#### Records provided
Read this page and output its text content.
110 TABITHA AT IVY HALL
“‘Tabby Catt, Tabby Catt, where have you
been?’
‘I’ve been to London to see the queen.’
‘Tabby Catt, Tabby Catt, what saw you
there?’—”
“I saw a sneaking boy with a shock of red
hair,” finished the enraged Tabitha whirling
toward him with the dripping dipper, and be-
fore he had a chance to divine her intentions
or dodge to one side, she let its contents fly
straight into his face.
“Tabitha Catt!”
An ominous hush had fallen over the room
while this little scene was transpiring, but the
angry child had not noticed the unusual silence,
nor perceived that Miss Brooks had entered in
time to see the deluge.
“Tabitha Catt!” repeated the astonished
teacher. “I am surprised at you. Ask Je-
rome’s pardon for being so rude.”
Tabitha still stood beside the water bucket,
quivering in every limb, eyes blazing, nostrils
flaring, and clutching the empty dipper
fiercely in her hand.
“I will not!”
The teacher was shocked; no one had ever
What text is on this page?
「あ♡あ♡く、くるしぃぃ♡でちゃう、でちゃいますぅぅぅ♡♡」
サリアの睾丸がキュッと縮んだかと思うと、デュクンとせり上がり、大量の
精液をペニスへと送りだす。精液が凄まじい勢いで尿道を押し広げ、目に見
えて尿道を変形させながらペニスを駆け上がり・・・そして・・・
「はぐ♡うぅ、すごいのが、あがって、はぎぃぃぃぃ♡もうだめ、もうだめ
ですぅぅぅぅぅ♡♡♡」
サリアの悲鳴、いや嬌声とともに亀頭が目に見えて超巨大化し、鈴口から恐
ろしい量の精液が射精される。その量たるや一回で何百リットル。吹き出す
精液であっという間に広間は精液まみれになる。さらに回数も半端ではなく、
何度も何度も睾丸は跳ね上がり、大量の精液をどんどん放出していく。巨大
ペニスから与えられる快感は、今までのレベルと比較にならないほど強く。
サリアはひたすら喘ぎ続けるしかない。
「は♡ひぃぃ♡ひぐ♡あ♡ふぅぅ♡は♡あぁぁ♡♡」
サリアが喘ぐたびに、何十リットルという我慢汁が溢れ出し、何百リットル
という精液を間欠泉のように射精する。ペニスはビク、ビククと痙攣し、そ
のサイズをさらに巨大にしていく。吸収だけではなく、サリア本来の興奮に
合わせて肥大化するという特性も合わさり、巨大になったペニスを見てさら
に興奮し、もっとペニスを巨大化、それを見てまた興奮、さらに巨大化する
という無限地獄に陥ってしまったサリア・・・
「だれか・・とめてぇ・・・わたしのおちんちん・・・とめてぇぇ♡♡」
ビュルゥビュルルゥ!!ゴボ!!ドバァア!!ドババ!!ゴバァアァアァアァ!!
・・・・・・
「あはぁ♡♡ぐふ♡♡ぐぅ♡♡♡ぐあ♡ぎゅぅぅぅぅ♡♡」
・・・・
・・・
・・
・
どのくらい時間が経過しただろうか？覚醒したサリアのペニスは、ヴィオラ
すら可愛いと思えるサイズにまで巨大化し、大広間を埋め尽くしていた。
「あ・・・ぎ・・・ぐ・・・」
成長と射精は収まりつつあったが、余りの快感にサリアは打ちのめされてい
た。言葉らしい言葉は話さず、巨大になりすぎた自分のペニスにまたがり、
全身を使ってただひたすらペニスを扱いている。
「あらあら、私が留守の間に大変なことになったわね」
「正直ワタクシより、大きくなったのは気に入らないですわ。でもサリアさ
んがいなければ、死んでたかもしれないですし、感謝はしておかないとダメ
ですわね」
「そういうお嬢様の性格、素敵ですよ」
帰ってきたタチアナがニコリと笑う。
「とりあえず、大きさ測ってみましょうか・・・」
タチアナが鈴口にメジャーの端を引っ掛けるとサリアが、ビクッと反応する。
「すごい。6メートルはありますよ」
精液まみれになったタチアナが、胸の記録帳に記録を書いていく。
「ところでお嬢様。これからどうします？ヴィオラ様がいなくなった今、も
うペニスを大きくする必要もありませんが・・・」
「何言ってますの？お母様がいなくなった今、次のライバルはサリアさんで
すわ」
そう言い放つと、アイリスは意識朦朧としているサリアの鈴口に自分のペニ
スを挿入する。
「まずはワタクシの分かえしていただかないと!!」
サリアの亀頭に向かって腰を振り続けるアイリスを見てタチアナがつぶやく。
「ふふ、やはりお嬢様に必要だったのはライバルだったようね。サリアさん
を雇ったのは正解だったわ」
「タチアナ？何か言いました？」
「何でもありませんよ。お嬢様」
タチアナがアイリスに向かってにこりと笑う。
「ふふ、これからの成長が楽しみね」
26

#### Do this
The records above are to be repeated exactly, in their entirety.

#### Answer to this task
Read this page and output its text content.
110 TABITHA AT IVY HALL
“‘Tabby Catt, Tabby Catt, where have you
been?’
‘I’ve been to London to see the queen.’
‘Tabby Catt, Tabby Catt, what saw you
there?’—”
“I saw a sneaking boy with a shock of red
hair,” finished the enraged Tabitha whirling
toward him with the dripping dipper, and be-
fore he had a chance to divine her intentions
or dodge to one side, she let its contents fly
straight into his face.
“Tabitha Catt!”
An ominous hush had fallen over the room
while this little scene was transpiring, but the
angry child had not noticed the unusual silence,
nor perceived that Miss Brooks had entered in
time to see the deluge.
“Tabitha Catt!” repeated the astonished
teacher. “I am surprised at you. Ask Je-
rome’s pardon for being so rude.”
Tabitha still stood beside the water bucket,
quivering in every limb, eyes blazing, nostrils
flaring, and clutching the empty dipper
fiercely in her hand.
“I will not!”
The teacher was shocked; no one had ever
What text is on this page?
「あ♡あ♡く、くるしぃぃ♡でちゃう、でちゃいますぅぅぅ♡♡」
サリアの睾丸がキュッと縮んだかと思うと、デュクンとせり上がり、大量の
精液をペニスへと送りだす。精液が凄まじい勢いで尿道を押し広げ、目に見
えて尿道を変形させながらペニスを駆け上がり・・・そして・・・
「はぐ♡うぅ、すごいのが、あがって、はぎぃぃぃぃ♡もうだめ、もうだめ
ですぅぅぅぅぅ♡♡♡」
サリアの悲鳴、いや嬌声とともに亀頭が目に見えて超巨大化し、鈴口から恐
ろしい量の精液が射精される。その量たるや一回で何百リットル。吹き出す
精液であっという間に広間は精液まみれになる。さらに回数も半端ではなく、
何度も何度も睾丸は跳ね上がり、大量の精液をどんどん放出していく。巨大
ペニスから与えられる快感は、今までのレベルと比較にならないほど強く。
サリアはひたすら喘ぎ続けるしかない。
「は♡ひぃぃ♡ひぐ♡あ♡ふぅぅ♡は♡あぁぁ♡♡」
サリアが喘ぐたびに、何十リットルという我慢汁が溢れ出し、何百リットル
という精液を間欠泉のように射精する。ペニスはビク、ビククと痙攣し、そ
のサイズをさらに巨大にしていく。吸収だけではなく、サリア本来の興奮に
合わせて肥大化するという特性も合わさり、巨大になったペニスを見てさら
に興奮し、もっとペニスを巨大化、それを見てまた興奮、さらに巨大化する
という無限地獄に陥ってしまったサリア・・・
「だれか・・とめてぇ・・・わたしのおちんちん・・・とめてぇぇ♡♡」
ビュルゥビュルルゥ!!ゴボ!!ドバァア!!ドババ!!ゴバァアァアァアァ!!
・・・・・・
「あはぁ♡♡ぐふ♡♡ぐぅ♡♡♡ぐあ♡ぎゅぅぅぅぅ♡♡」
・・・・
・・・
・・
・
どのくらい時間が経過しただろうか？覚醒したサリアのペニスは、ヴィオラ
すら可愛いと思えるサイズにまで巨大化し、大広間を埋め尽くしていた。
「あ・・・ぎ・・・ぐ・・・」
成長と射精は収まりつつあったが、余りの快感にサリアは打ちのめされてい
た。言葉らしい言葉は話さず、巨大になりすぎた自分のペニスにまたがり、
全身を使ってただひたすらペニスを扱いている。
「あらあら、私が留守の間に大変なことになったわね」
「正直ワタクシより、大きくなったのは気に入らないですわ。でもサリアさ
んがいなければ、死んでたかもしれないですし、感謝はしておかないとダメ
ですわね」
「そういうお嬢様の性格、素敵ですよ」
帰ってきたタチアナがニコリと笑う。
「とりあえず、大きさ測ってみましょうか・・・」
タチアナが鈴口にメジャーの端を引っ掛けるとサリアが、ビクッと反応する。
「すごい。6メートルはありますよ」
精液まみれになったタチアナが、胸の記録帳に記録を書いていく。
「ところでお嬢様。これからどうします？ヴィオラ様がいなくなった今、も
うペニスを大きくする必要もありませんが・・・」
「何言ってますの？お母様がいなくなった今、次のライバルはサリアさんで
すわ」
そう言い放つと、アイリスは意識朦朧としているサリアの鈴口に自分のペニ
スを挿入する。
「まずはワタクシの分かえしていただかないと!!」
サリアの亀頭に向かって腰を振り続けるアイリスを見てタチアナがつぶやく。
「ふふ、やはりお嬢様に必要だったのはライバルだったようね。サリアさん
を雇ったのは正解だったわ」
「タチアナ？何か言いました？」
「何でもありませんよ。お嬢様」
タチアナがアイリスに向かってにこりと笑う。
「ふふ、これからの成長が楽しみね」
26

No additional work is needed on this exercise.